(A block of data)
## begin
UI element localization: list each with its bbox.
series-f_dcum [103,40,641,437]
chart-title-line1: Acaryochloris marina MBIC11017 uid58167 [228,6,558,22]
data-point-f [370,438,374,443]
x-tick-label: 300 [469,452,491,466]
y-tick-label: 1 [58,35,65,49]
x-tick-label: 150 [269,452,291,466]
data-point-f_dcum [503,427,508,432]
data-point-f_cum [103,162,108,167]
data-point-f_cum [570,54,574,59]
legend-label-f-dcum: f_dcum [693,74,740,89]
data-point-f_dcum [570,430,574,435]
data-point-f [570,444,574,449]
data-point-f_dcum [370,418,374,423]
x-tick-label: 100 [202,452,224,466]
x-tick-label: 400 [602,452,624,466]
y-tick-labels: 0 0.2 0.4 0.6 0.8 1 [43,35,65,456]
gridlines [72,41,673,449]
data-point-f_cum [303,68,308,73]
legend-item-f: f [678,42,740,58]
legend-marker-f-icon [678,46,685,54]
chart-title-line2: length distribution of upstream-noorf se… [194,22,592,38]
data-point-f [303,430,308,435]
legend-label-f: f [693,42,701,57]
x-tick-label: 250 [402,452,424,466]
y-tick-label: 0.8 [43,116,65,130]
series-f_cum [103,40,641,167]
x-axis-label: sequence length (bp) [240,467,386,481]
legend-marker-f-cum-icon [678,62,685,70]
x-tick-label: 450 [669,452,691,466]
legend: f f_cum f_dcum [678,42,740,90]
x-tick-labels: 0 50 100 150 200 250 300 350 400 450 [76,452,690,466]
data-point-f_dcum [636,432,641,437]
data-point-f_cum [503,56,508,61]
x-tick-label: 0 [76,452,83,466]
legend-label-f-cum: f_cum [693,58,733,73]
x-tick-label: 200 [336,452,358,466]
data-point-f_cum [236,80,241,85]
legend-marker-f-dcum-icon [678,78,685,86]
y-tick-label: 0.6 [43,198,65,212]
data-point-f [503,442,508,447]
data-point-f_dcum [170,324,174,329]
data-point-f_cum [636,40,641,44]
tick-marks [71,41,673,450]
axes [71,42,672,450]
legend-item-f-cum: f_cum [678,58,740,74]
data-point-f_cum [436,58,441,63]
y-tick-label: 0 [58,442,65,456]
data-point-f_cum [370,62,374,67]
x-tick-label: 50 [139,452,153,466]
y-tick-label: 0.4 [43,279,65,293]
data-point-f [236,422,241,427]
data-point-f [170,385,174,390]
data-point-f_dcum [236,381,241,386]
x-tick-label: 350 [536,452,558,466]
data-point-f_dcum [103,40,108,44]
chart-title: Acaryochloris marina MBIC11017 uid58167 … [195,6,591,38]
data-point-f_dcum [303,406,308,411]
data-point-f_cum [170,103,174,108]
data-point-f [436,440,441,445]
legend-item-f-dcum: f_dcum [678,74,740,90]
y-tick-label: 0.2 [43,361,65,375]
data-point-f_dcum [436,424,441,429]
## end
__TASK TO COMPLETE__
Reproduce verbatim the lines of the data from the first line through the line containing "y-tick-label: 1 [58,35,65,49]", including both.

__COMPLETE RESPONSE__
UI element localization: list each with its bbox.
series-f_dcum [103,40,641,437]
chart-title-line1: Acaryochloris marina MBIC11017 uid58167 [228,6,558,22]
data-point-f [370,438,374,443]
x-tick-label: 300 [469,452,491,466]
y-tick-label: 1 [58,35,65,49]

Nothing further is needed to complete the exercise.